**What to do**
1. Duplicate the passage of the article on the two 2020 books that begins at the words "Some meet it" and ends after the words "hope is lost.".
2. For each statement below, say yes or no depending on whether the article on the two 2020 books agrees with it, and quote the words of the article that decide it: (a) Fire Flood Plague was edited by Sophie Cunningham. (b) Animals Make Us Human came out in December 2020. (c) Cunningham says she learned little from talking to the book's contributors.

**Provided text**
Content starts

Australians are living through a tough year. It began as bushfires highlighted the need to take urgent action on climate change before COVID-19 kicked in – the once in a lifetime pandemic that has amplified systemic inequities within our society, including Black Lives Matter and Indigenous deaths in custody. How then do writers depict this unprecedented time?
Some meet it with hope, honesty and new ideas in two new timely books – Animals Make Us Human (November 2020) edited by Leah Kaminsky and Meg Keneally, and Fire Flood Plague edited by Sophie Cunningham (December 2020). Coming with very different approaches, both gift us precious optimism when we may feel all hope is lost.
The book as time capsule
Fire Flood Plague is a time capsule in book form. Editor Sophie Cunningham believes many of the writers – including John Birmingham, Melissa Lucashenko, Omar Sakr and Brenda Walker – were confronting the time we live in even as it was unfolding.
Cunningham told ArtsHub, ‘This is my personal view, but I think a lot of writers through their essays said that there is only hope if we engage with our reality, rather than deny it. And then we can start to talk and think about ways we can move forward.’
Cunningham sees the book as allowing writers to document what is currently happening around us. ‘I actually learned a lot by talking to the people that were included in the book,’ Cunningham said. ‘There’s some really great thinkers and great writers.’
With contributions from some of Australia’s powerful voices and thinkers, Fire Flood Plague asks writers, scientists, journalists and historians, to express what 2020 has meant to them – even though the world was changing as they wrote.

Content ends

**Structured page parsing data**

Content starts

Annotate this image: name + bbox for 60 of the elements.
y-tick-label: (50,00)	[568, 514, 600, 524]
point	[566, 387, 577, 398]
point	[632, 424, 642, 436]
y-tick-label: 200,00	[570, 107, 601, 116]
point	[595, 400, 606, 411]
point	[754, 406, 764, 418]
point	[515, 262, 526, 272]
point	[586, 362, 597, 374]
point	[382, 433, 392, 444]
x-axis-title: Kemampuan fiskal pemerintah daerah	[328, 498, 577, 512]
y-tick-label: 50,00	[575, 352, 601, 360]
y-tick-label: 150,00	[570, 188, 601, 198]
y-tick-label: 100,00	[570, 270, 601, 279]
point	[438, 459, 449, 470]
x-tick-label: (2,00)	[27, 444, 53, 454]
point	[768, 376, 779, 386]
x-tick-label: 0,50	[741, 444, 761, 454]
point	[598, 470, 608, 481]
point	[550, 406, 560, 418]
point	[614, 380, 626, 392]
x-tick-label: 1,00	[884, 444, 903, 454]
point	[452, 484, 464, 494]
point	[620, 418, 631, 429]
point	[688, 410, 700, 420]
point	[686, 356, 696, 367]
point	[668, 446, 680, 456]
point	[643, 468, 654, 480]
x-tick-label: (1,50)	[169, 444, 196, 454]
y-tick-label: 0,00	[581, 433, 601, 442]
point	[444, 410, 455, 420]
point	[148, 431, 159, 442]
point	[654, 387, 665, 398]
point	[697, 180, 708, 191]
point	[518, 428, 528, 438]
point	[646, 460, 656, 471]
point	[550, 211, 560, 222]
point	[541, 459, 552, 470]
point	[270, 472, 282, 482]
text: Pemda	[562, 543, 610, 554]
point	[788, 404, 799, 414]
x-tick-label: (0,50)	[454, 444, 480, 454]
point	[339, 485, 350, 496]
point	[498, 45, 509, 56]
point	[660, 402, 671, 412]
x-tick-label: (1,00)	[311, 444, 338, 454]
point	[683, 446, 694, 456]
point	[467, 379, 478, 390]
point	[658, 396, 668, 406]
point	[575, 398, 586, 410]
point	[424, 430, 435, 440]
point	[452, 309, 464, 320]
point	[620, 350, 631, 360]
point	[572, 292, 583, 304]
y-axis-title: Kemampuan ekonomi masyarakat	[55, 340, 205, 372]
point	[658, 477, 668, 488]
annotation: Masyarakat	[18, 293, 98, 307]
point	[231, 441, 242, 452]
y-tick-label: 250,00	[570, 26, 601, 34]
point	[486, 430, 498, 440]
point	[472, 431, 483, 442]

Content ends

**Answers by item**
1.
Some meet it with hope, honesty and new ideas in two new timely books – Animals Make Us Human (November 2020) edited by Leah Kaminsky and Meg Keneally, and Fire Flood Plague edited by Sophie Cunningham (December 2020). Coming with very different approaches, both gift us precious optimism when we may feel all hope is lost.

2.
(a) Yes: "Fire Flood Plague edited by Sophie Cunningham (December 2020)"
(b) No: "Animals Make Us Human (November 2020)"
(c) No: "I actually learned a lot by talking to the people that were included in the book"